• **Source records**
..........
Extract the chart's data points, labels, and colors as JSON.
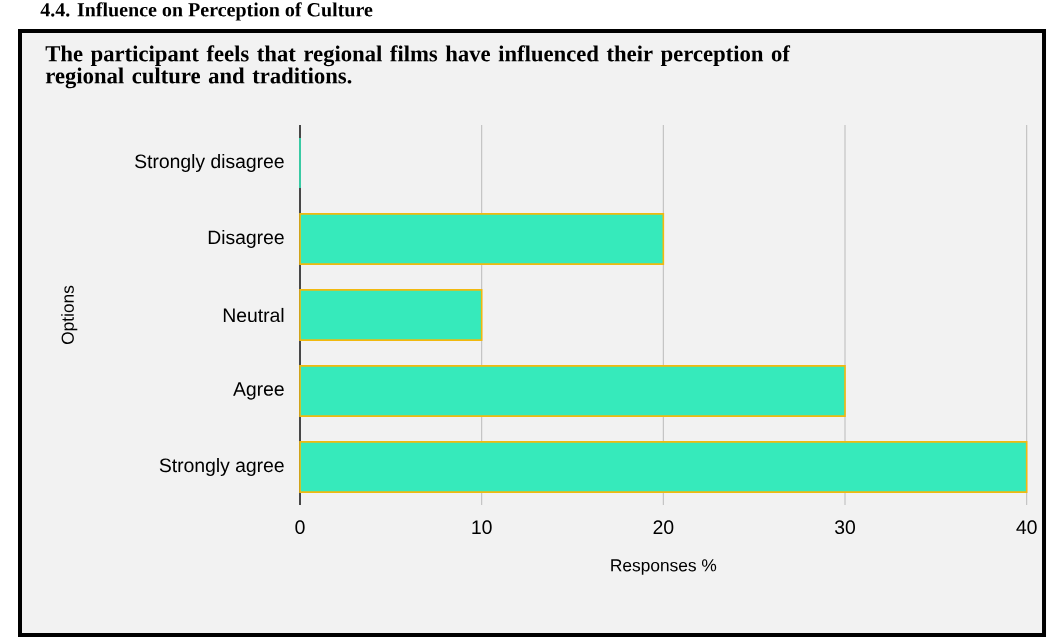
{
  "chart_data": {
    "type": "bar",
    "orientation": "horizontal",
    "title": "The participant feels that regional films have influenced their perception of regional culture and traditions.",
    "annotations": [
      "4.4. Influence on Perception of Culture"
    ],
    "categories": [
      "Strongly disagree",
      "Disagree",
      "Neutral",
      "Agree",
      "Strongly agree"
    ],
    "values": [
      0,
      20,
      10,
      30,
      40
    ],
    "color": "#36eabb",
    "xlabel": "Responses %",
    "ylabel": "Options",
    "xlim": [
      0,
      40
    ],
    "xticks": [
      0,
      10,
      20,
      30,
      40
    ],
    "grid": "x"
  }
}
..........
• **AIM OF THE TASK**
Print the listing above in full, exactly as written. Omit any pictures.

• **WRITTEN SOLUTION**
Extract the chart's data points, labels, and colors as JSON.
{
  "chart_data": {
    "type": "bar",
    "orientation": "horizontal",
    "title": "The participant feels that regional films have influenced their perception of regional culture and traditions.",
    "annotations": [
      "4.4. Influence on Perception of Culture"
    ],
    "categories": [
      "Strongly disagree",
      "Disagree",
      "Neutral",
      "Agree",
      "Strongly agree"
    ],
    "values": [
      0,
      20,
      10,
      30,
      40
    ],
    "color": "#36eabb",
    "xlabel": "Responses %",
    "ylabel": "Options",
    "xlim": [
      0,
      40
    ],
    "xticks": [
      0,
      10,
      20,
      30,
      40
    ],
    "grid": "x"
  }
}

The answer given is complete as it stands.